## Problem description
Everything from the line containing "What data populates" through the last line of the records below should be printed exactly, please, and nothing else.

## Records

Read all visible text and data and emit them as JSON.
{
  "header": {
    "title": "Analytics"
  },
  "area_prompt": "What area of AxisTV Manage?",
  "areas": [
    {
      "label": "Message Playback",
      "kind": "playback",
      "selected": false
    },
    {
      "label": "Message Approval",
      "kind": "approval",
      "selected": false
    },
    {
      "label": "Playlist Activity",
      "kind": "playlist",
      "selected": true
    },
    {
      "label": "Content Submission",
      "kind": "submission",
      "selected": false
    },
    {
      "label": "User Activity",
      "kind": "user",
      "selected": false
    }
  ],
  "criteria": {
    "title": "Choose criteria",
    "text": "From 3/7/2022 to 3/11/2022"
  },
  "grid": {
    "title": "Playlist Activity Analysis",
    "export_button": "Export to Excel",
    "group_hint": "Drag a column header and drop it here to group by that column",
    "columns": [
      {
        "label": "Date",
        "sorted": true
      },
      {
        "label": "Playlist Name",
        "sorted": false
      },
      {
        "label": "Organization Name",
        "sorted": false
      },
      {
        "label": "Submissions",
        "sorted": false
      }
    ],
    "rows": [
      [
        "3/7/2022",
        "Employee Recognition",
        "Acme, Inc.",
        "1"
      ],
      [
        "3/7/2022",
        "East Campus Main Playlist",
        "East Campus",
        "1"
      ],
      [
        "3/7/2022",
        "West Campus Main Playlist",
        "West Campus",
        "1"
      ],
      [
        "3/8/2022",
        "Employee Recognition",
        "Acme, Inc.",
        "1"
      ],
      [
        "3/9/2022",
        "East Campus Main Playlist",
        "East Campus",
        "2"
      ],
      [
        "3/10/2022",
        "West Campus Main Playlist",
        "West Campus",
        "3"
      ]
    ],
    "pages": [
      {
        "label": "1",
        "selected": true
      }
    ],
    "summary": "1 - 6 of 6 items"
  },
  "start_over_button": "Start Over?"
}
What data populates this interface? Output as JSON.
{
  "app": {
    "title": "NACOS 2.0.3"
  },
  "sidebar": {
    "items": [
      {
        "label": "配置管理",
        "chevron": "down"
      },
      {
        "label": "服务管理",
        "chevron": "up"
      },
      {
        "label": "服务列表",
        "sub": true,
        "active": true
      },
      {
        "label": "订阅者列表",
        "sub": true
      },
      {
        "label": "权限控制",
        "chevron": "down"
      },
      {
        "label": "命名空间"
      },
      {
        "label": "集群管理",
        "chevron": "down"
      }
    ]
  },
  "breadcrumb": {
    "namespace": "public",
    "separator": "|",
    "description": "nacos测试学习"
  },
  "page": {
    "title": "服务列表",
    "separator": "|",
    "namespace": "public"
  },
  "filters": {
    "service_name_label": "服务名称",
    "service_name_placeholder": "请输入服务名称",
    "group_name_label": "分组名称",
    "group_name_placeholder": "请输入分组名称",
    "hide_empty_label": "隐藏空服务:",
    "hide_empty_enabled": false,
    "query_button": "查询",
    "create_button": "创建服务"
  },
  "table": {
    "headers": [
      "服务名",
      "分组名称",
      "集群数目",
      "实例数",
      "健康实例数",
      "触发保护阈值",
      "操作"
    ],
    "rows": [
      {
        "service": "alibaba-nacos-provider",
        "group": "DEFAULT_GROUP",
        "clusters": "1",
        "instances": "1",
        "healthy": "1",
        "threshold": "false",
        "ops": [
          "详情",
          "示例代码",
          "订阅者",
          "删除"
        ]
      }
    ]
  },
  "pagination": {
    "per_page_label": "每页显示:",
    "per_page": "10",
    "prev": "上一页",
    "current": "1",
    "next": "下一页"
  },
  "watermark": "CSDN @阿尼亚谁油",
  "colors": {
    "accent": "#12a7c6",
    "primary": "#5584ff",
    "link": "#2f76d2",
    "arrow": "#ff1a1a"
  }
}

## Task answer
What data populates this interface? Output as JSON.
{
  "app": {
    "title": "NACOS 2.0.3"
  },
  "sidebar": {
    "items": [
      {
        "label": "配置管理",
        "chevron": "down"
      },
      {
        "label": "服务管理",
        "chevron": "up"
      },
      {
        "label": "服务列表",
        "sub": true,
        "active": true
      },
      {
        "label": "订阅者列表",
        "sub": true
      },
      {
        "label": "权限控制",
        "chevron": "down"
      },
      {
        "label": "命名空间"
      },
      {
        "label": "集群管理",
        "chevron": "down"
      }
    ]
  },
  "breadcrumb": {
    "namespace": "public",
    "separator": "|",
    "description": "nacos测试学习"
  },
  "page": {
    "title": "服务列表",
    "separator": "|",
    "namespace": "public"
  },
  "filters": {
    "service_name_label": "服务名称",
    "service_name_placeholder": "请输入服务名称",
    "group_name_label": "分组名称",
    "group_name_placeholder": "请输入分组名称",
    "hide_empty_label": "隐藏空服务:",
    "hide_empty_enabled": false,
    "query_button": "查询",
    "create_button": "创建服务"
  },
  "table": {
    "headers": [
      "服务名",
      "分组名称",
      "集群数目",
      "实例数",
      "健康实例数",
      "触发保护阈值",
      "操作"
    ],
    "rows": [
      {
        "service": "alibaba-nacos-provider",
        "group": "DEFAULT_GROUP",
        "clusters": "1",
        "instances": "1",
        "healthy": "1",
        "threshold": "false",
        "ops": [
          "详情",
          "示例代码",
          "订阅者",
          "删除"
        ]
      }
    ]
  },
  "pagination": {
    "per_page_label": "每页显示:",
    "per_page": "10",
    "prev": "上一页",
    "current": "1",
    "next": "下一页"
  },
  "watermark": "CSDN @阿尼亚谁油",
  "colors": {
    "accent": "#12a7c6",
    "primary": "#5584ff",
    "link": "#2f76d2",
    "arrow": "#ff1a1a"
  }
}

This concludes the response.